◆ Work to be completed ◆
Find how many lines contain the word "Theorie" and state that number alone.

◆ Input material ◆
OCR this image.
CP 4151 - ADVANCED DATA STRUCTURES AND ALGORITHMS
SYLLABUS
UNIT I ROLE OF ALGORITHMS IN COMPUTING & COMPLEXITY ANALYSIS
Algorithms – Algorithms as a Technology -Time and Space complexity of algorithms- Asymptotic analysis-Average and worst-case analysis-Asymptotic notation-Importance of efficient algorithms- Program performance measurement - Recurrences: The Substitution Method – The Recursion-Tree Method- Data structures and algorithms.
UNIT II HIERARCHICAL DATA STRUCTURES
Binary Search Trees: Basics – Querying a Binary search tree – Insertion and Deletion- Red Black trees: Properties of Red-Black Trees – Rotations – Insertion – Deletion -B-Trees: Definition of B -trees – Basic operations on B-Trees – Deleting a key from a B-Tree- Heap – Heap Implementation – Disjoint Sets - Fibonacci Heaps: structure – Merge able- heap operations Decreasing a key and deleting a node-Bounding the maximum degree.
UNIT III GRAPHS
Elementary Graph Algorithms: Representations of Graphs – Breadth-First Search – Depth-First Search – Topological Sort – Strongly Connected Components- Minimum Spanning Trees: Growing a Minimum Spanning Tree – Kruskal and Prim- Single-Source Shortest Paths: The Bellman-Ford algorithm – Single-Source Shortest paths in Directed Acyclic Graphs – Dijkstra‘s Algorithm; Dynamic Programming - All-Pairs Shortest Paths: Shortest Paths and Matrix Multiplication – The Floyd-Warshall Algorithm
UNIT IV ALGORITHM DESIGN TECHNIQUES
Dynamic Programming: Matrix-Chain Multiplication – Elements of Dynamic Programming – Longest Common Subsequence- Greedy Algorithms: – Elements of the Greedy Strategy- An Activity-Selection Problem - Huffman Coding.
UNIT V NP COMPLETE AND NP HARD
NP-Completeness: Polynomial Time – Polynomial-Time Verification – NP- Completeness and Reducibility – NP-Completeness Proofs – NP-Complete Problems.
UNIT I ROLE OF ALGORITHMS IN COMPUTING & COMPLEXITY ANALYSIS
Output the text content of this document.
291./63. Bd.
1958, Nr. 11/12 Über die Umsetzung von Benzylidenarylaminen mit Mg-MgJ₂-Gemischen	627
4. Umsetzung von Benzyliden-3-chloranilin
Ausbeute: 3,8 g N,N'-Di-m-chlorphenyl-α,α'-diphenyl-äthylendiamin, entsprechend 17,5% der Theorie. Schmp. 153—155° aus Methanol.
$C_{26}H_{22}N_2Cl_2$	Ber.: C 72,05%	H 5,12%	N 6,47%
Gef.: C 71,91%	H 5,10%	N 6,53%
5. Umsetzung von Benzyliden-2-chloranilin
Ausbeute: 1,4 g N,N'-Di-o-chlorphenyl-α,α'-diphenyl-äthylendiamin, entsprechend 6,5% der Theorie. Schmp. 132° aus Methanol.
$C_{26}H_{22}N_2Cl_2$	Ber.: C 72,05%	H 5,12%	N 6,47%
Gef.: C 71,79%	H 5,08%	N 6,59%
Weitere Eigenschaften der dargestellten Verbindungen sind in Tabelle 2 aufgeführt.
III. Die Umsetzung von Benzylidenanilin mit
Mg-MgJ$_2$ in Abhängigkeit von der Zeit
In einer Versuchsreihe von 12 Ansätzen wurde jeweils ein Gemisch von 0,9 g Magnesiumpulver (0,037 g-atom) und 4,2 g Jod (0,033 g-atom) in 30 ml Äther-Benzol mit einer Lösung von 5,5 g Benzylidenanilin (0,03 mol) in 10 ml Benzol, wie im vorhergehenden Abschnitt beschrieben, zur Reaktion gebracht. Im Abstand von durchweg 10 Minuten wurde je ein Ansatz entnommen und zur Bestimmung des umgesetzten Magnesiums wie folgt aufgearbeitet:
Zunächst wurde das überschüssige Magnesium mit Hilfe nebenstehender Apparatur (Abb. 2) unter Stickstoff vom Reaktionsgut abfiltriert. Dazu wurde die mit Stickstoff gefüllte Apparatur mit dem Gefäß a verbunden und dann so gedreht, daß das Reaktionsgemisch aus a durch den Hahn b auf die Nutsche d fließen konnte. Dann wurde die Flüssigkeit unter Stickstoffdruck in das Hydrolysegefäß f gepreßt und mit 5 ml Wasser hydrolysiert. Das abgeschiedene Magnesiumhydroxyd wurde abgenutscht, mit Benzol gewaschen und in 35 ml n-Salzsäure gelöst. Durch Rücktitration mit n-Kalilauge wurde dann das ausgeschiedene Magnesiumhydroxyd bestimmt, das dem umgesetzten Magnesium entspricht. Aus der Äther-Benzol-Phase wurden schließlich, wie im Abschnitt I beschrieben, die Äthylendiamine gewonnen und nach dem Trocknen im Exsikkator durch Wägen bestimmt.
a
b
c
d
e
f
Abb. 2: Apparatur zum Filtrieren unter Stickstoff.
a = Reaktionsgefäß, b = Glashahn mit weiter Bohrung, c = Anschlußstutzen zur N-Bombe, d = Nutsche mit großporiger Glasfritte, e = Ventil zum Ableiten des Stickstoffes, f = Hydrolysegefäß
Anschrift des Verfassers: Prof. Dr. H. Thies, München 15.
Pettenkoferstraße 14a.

◆ Task result ◆
2